- **TASK DESCRIPTION**
Your task is to repeat, word for word, the line containing "Output the text content of this document." and all lines that follow it to the end of the material, and no other lines.

- **LISTED RECORDS**

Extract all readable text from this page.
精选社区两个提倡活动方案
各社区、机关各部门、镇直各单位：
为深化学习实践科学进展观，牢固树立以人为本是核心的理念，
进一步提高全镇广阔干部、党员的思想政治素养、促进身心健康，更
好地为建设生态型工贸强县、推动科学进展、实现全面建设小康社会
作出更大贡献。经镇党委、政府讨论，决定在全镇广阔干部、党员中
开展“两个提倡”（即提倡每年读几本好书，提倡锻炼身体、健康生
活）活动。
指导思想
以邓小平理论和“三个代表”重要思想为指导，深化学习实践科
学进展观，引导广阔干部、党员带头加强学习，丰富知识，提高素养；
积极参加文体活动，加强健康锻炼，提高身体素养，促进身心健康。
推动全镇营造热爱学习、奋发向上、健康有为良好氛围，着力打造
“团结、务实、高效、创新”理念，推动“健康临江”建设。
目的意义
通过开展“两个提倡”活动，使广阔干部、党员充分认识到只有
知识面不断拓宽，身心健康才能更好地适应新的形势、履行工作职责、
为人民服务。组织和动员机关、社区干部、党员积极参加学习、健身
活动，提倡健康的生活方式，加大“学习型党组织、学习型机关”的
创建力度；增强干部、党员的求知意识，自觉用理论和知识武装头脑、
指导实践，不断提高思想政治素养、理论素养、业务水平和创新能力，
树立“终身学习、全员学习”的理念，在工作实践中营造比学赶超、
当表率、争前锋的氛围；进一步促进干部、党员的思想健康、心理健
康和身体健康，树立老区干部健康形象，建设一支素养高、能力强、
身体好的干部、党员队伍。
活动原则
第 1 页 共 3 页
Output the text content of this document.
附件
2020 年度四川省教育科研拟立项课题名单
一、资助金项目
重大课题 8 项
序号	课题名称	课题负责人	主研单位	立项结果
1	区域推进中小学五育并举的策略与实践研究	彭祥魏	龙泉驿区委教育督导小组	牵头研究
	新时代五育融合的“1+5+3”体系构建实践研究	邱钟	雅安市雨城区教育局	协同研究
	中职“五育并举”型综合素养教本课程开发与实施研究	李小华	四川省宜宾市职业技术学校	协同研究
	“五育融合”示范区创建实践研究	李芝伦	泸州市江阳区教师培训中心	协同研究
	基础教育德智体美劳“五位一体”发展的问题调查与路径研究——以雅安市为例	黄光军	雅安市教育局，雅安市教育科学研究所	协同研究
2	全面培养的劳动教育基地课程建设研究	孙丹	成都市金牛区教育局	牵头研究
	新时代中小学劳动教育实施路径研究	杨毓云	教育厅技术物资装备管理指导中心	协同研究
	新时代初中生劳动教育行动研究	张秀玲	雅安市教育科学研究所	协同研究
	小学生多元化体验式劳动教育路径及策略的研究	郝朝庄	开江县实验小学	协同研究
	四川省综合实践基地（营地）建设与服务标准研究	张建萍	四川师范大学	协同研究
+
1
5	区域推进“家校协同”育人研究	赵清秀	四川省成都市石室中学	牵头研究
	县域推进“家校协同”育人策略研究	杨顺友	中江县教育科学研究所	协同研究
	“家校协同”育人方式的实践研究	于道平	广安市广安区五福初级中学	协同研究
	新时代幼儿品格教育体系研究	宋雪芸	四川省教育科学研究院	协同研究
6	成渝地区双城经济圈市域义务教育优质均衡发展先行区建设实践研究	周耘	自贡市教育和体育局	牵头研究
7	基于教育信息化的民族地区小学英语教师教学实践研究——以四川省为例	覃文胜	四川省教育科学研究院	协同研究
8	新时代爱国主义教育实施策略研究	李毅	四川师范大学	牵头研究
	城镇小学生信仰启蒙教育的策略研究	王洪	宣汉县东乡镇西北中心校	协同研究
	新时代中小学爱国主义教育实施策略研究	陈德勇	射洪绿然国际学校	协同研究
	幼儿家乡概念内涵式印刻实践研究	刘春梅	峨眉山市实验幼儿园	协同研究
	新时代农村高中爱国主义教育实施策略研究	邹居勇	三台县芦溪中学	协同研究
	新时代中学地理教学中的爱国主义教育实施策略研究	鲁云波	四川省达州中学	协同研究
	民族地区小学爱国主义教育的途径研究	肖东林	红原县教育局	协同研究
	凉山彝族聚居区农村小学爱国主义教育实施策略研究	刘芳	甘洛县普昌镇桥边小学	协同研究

- **RESULT OF THIS EXERCISE**
Output the text content of this document.
附件
2020 年度四川省教育科研拟立项课题名单
一、资助金项目
重大课题 8 项
序号	课题名称	课题负责人	主研单位	立项结果
1	区域推进中小学五育并举的策略与实践研究	彭祥魏	龙泉驿区委教育督导小组	牵头研究
	新时代五育融合的“1+5+3”体系构建实践研究	邱钟	雅安市雨城区教育局	协同研究
	中职“五育并举”型综合素养教本课程开发与实施研究	李小华	四川省宜宾市职业技术学校	协同研究
	“五育融合”示范区创建实践研究	李芝伦	泸州市江阳区教师培训中心	协同研究
	基础教育德智体美劳“五位一体”发展的问题调查与路径研究——以雅安市为例	黄光军	雅安市教育局，雅安市教育科学研究所	协同研究
2	全面培养的劳动教育基地课程建设研究	孙丹	成都市金牛区教育局	牵头研究
	新时代中小学劳动教育实施路径研究	杨毓云	教育厅技术物资装备管理指导中心	协同研究
	新时代初中生劳动教育行动研究	张秀玲	雅安市教育科学研究所	协同研究
	小学生多元化体验式劳动教育路径及策略的研究	郝朝庄	开江县实验小学	协同研究
	四川省综合实践基地（营地）建设与服务标准研究	张建萍	四川师范大学	协同研究
+
1
5	区域推进“家校协同”育人研究	赵清秀	四川省成都市石室中学	牵头研究
	县域推进“家校协同”育人策略研究	杨顺友	中江县教育科学研究所	协同研究
	“家校协同”育人方式的实践研究	于道平	广安市广安区五福初级中学	协同研究
	新时代幼儿品格教育体系研究	宋雪芸	四川省教育科学研究院	协同研究
6	成渝地区双城经济圈市域义务教育优质均衡发展先行区建设实践研究	周耘	自贡市教育和体育局	牵头研究
7	基于教育信息化的民族地区小学英语教师教学实践研究——以四川省为例	覃文胜	四川省教育科学研究院	协同研究
8	新时代爱国主义教育实施策略研究	李毅	四川师范大学	牵头研究
	城镇小学生信仰启蒙教育的策略研究	王洪	宣汉县东乡镇西北中心校	协同研究
	新时代中小学爱国主义教育实施策略研究	陈德勇	射洪绿然国际学校	协同研究
	幼儿家乡概念内涵式印刻实践研究	刘春梅	峨眉山市实验幼儿园	协同研究
	新时代农村高中爱国主义教育实施策略研究	邹居勇	三台县芦溪中学	协同研究
	新时代中学地理教学中的爱国主义教育实施策略研究	鲁云波	四川省达州中学	协同研究
	民族地区小学爱国主义教育的途径研究	肖东林	红原县教育局	协同研究
	凉山彝族聚居区农村小学爱国主义教育实施策略研究	刘芳	甘洛县普昌镇桥边小学	协同研究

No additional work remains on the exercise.